***** Data provided

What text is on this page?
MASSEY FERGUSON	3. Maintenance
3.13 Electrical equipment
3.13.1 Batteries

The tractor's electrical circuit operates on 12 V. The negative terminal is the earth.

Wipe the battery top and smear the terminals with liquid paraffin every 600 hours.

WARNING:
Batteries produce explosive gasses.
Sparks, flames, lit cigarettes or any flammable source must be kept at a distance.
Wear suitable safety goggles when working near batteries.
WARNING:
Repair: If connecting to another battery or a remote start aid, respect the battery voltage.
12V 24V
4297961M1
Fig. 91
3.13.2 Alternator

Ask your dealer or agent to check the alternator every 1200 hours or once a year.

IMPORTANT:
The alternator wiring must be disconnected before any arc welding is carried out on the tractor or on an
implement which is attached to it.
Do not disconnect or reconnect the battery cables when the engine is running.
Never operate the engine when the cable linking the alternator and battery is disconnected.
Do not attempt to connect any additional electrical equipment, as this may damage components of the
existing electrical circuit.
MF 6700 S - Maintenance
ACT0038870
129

**********

Write every record out again, unaltered.

What text is on this page?
MASSEY FERGUSON	3. Maintenance
3.13 Electrical equipment
3.13.1 Batteries

The tractor's electrical circuit operates on 12 V. The negative terminal is the earth.

Wipe the battery top and smear the terminals with liquid paraffin every 600 hours.

WARNING:
Batteries produce explosive gasses.
Sparks, flames, lit cigarettes or any flammable source must be kept at a distance.
Wear suitable safety goggles when working near batteries.
WARNING:
Repair: If connecting to another battery or a remote start aid, respect the battery voltage.
12V 24V
4297961M1
Fig. 91
3.13.2 Alternator

Ask your dealer or agent to check the alternator every 1200 hours or once a year.

IMPORTANT:
The alternator wiring must be disconnected before any arc welding is carried out on the tractor or on an
implement which is attached to it.
Do not disconnect or reconnect the battery cables when the engine is running.
Never operate the engine when the cable linking the alternator and battery is disconnected.
Do not attempt to connect any additional electrical equipment, as this may damage components of the
existing electrical circuit.
MF 6700 S - Maintenance
ACT0038870
129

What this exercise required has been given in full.